● Problem to work on
Output all the material that follows, exactly as given.

Stored entries
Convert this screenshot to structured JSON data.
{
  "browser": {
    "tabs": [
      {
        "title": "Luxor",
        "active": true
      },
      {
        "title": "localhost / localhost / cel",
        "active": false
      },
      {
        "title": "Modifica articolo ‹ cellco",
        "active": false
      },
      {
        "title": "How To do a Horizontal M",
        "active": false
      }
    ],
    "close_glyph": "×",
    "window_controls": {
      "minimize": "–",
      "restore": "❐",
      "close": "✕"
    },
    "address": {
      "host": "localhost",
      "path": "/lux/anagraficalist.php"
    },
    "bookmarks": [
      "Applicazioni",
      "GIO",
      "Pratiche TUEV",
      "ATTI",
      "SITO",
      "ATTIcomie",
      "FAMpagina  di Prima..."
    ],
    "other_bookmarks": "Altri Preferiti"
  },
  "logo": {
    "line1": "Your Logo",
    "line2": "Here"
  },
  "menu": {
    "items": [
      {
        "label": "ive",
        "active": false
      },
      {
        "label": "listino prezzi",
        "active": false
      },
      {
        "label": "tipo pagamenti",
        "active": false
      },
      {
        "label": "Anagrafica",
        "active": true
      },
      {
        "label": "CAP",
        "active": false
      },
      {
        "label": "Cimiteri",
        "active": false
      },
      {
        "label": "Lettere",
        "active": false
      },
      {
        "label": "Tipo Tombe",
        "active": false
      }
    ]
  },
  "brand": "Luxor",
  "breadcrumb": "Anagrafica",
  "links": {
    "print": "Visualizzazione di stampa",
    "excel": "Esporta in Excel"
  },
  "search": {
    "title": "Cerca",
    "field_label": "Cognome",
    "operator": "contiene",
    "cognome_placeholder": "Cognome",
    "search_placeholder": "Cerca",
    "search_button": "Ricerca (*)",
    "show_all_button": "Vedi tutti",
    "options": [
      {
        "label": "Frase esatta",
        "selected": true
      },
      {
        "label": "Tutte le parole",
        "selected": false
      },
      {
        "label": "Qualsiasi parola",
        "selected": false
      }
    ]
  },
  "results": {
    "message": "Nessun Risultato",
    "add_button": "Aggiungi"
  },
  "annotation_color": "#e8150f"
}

● Written response
Convert this screenshot to structured JSON data.
{
  "browser": {
    "tabs": [
      {
        "title": "Luxor",
        "active": true
      },
      {
        "title": "localhost / localhost / cel",
        "active": false
      },
      {
        "title": "Modifica articolo ‹ cellco",
        "active": false
      },
      {
        "title": "How To do a Horizontal M",
        "active": false
      }
    ],
    "close_glyph": "×",
    "window_controls": {
      "minimize": "–",
      "restore": "❐",
      "close": "✕"
    },
    "address": {
      "host": "localhost",
      "path": "/lux/anagraficalist.php"
    },
    "bookmarks": [
      "Applicazioni",
      "GIO",
      "Pratiche TUEV",
      "ATTI",
      "SITO",
      "ATTIcomie",
      "FAMpagina  di Prima..."
    ],
    "other_bookmarks": "Altri Preferiti"
  },
  "logo": {
    "line1": "Your Logo",
    "line2": "Here"
  },
  "menu": {
    "items": [
      {
        "label": "ive",
        "active": false
      },
      {
        "label": "listino prezzi",
        "active": false
      },
      {
        "label": "tipo pagamenti",
        "active": false
      },
      {
        "label": "Anagrafica",
        "active": true
      },
      {
        "label": "CAP",
        "active": false
      },
      {
        "label": "Cimiteri",
        "active": false
      },
      {
        "label": "Lettere",
        "active": false
      },
      {
        "label": "Tipo Tombe",
        "active": false
      }
    ]
  },
  "brand": "Luxor",
  "breadcrumb": "Anagrafica",
  "links": {
    "print": "Visualizzazione di stampa",
    "excel": "Esporta in Excel"
  },
  "search": {
    "title": "Cerca",
    "field_label": "Cognome",
    "operator": "contiene",
    "cognome_placeholder": "Cognome",
    "search_placeholder": "Cerca",
    "search_button": "Ricerca (*)",
    "show_all_button": "Vedi tutti",
    "options": [
      {
        "label": "Frase esatta",
        "selected": true
      },
      {
        "label": "Tutte le parole",
        "selected": false
      },
      {
        "label": "Qualsiasi parola",
        "selected": false
      }
    ]
  },
  "results": {
    "message": "Nessun Risultato",
    "add_button": "Aggiungi"
  },
  "annotation_color": "#e8150f"
}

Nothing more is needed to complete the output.